Problem - Extract all records. Keep each one exact.

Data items
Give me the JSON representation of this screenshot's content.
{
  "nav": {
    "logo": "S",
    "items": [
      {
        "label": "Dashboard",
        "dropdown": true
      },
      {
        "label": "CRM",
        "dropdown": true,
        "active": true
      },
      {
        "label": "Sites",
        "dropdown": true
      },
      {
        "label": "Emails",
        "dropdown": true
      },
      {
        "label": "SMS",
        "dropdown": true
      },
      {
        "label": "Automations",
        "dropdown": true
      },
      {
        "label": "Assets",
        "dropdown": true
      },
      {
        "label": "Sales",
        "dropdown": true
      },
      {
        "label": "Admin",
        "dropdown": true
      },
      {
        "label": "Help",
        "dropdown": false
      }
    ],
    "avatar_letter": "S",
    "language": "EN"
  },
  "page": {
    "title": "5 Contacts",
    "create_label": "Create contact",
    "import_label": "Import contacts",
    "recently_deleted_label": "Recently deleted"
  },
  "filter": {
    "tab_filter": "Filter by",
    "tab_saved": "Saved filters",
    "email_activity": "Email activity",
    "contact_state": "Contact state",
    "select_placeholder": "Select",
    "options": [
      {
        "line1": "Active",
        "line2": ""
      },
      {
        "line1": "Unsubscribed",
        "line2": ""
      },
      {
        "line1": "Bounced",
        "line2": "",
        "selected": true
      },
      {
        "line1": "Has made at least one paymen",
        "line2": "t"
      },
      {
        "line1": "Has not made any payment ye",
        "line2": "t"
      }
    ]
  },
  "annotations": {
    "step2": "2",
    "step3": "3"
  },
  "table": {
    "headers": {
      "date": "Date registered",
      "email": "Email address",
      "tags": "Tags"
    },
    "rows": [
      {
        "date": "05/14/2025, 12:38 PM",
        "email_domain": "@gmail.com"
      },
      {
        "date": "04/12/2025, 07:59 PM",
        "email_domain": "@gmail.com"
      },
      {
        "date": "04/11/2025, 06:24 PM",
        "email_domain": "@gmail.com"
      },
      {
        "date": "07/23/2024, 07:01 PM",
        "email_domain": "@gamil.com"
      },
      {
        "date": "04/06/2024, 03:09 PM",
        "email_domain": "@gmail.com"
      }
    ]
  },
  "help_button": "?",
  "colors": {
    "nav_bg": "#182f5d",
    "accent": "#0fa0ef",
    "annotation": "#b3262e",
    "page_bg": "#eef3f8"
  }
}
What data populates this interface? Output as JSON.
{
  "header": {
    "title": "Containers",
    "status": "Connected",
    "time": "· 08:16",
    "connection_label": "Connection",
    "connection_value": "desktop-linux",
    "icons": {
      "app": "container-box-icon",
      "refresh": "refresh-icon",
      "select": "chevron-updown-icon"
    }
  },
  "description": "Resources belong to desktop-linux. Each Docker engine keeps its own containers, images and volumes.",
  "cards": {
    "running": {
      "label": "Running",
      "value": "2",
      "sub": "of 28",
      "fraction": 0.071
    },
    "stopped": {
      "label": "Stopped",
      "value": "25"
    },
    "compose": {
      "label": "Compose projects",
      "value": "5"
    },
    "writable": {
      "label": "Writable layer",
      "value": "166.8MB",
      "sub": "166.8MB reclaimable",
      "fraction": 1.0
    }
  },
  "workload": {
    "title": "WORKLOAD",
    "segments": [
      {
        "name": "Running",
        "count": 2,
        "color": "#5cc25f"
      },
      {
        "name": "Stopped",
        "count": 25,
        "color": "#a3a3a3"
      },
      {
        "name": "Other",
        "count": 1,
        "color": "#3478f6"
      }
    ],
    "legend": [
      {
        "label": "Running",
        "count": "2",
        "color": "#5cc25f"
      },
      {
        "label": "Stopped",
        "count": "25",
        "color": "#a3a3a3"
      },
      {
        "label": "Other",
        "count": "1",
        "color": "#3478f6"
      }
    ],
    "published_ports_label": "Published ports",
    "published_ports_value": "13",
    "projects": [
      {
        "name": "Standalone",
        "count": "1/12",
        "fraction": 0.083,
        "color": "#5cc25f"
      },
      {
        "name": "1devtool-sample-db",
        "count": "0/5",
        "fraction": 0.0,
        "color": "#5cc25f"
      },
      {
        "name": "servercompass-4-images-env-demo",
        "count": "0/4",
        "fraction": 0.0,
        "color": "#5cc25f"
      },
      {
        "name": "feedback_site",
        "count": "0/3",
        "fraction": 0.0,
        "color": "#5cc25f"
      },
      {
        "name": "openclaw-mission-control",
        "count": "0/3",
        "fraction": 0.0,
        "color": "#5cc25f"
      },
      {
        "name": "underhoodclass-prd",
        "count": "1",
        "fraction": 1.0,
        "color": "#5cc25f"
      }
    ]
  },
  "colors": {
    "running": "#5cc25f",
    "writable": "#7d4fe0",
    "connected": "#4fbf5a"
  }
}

Correct response -
Give me the JSON representation of this screenshot's content.
{
  "nav": {
    "logo": "S",
    "items": [
      {
        "label": "Dashboard",
        "dropdown": true
      },
      {
        "label": "CRM",
        "dropdown": true,
        "active": true
      },
      {
        "label": "Sites",
        "dropdown": true
      },
      {
        "label": "Emails",
        "dropdown": true
      },
      {
        "label": "SMS",
        "dropdown": true
      },
      {
        "label": "Automations",
        "dropdown": true
      },
      {
        "label": "Assets",
        "dropdown": true
      },
      {
        "label": "Sales",
        "dropdown": true
      },
      {
        "label": "Admin",
        "dropdown": true
      },
      {
        "label": "Help",
        "dropdown": false
      }
    ],
    "avatar_letter": "S",
    "language": "EN"
  },
  "page": {
    "title": "5 Contacts",
    "create_label": "Create contact",
    "import_label": "Import contacts",
    "recently_deleted_label": "Recently deleted"
  },
  "filter": {
    "tab_filter": "Filter by",
    "tab_saved": "Saved filters",
    "email_activity": "Email activity",
    "contact_state": "Contact state",
    "select_placeholder": "Select",
    "options": [
      {
        "line1": "Active",
        "line2": ""
      },
      {
        "line1": "Unsubscribed",
        "line2": ""
      },
      {
        "line1": "Bounced",
        "line2": "",
        "selected": true
      },
      {
        "line1": "Has made at least one paymen",
        "line2": "t"
      },
      {
        "line1": "Has not made any payment ye",
        "line2": "t"
      }
    ]
  },
  "annotations": {
    "step2": "2",
    "step3": "3"
  },
  "table": {
    "headers": {
      "date": "Date registered",
      "email": "Email address",
      "tags": "Tags"
    },
    "rows": [
      {
        "date": "05/14/2025, 12:38 PM",
        "email_domain": "@gmail.com"
      },
      {
        "date": "04/12/2025, 07:59 PM",
        "email_domain": "@gmail.com"
      },
      {
        "date": "04/11/2025, 06:24 PM",
        "email_domain": "@gmail.com"
      },
      {
        "date": "07/23/2024, 07:01 PM",
        "email_domain": "@gamil.com"
      },
      {
        "date": "04/06/2024, 03:09 PM",
        "email_domain": "@gmail.com"
      }
    ]
  },
  "help_button": "?",
  "colors": {
    "nav_bg": "#182f5d",
    "accent": "#0fa0ef",
    "annotation": "#b3262e",
    "page_bg": "#eef3f8"
  }
}
What data populates this interface? Output as JSON.
{
  "header": {
    "title": "Containers",
    "status": "Connected",
    "time": "· 08:16",
    "connection_label": "Connection",
    "connection_value": "desktop-linux",
    "icons": {
      "app": "container-box-icon",
      "refresh": "refresh-icon",
      "select": "chevron-updown-icon"
    }
  },
  "description": "Resources belong to desktop-linux. Each Docker engine keeps its own containers, images and volumes.",
  "cards": {
    "running": {
      "label": "Running",
      "value": "2",
      "sub": "of 28",
      "fraction": 0.071
    },
    "stopped": {
      "label": "Stopped",
      "value": "25"
    },
    "compose": {
      "label": "Compose projects",
      "value": "5"
    },
    "writable": {
      "label": "Writable layer",
      "value": "166.8MB",
      "sub": "166.8MB reclaimable",
      "fraction": 1.0
    }
  },
  "workload": {
    "title": "WORKLOAD",
    "segments": [
      {
        "name": "Running",
        "count": 2,
        "color": "#5cc25f"
      },
      {
        "name": "Stopped",
        "count": 25,
        "color": "#a3a3a3"
      },
      {
        "name": "Other",
        "count": 1,
        "color": "#3478f6"
      }
    ],
    "legend": [
      {
        "label": "Running",
        "count": "2",
        "color": "#5cc25f"
      },
      {
        "label": "Stopped",
        "count": "25",
        "color": "#a3a3a3"
      },
      {
        "label": "Other",
        "count": "1",
        "color": "#3478f6"
      }
    ],
    "published_ports_label": "Published ports",
    "published_ports_value": "13",
    "projects": [
      {
        "name": "Standalone",
        "count": "1/12",
        "fraction": 0.083,
        "color": "#5cc25f"
      },
      {
        "name": "1devtool-sample-db",
        "count": "0/5",
        "fraction": 0.0,
        "color": "#5cc25f"
      },
      {
        "name": "servercompass-4-images-env-demo",
        "count": "0/4",
        "fraction": 0.0,
        "color": "#5cc25f"
      },
      {
        "name": "feedback_site",
        "count": "0/3",
        "fraction": 0.0,
        "color": "#5cc25f"
      },
      {
        "name": "openclaw-mission-control",
        "count": "0/3",
        "fraction": 0.0,
        "color": "#5cc25f"
      },
      {
        "name": "underhoodclass-prd",
        "count": "1",
        "fraction": 1.0,
        "color": "#5cc25f"
      }
    ]
  },
  "colors": {
    "running": "#5cc25f",
    "writable": "#7d4fe0",
    "connected": "#4fbf5a"
  }
}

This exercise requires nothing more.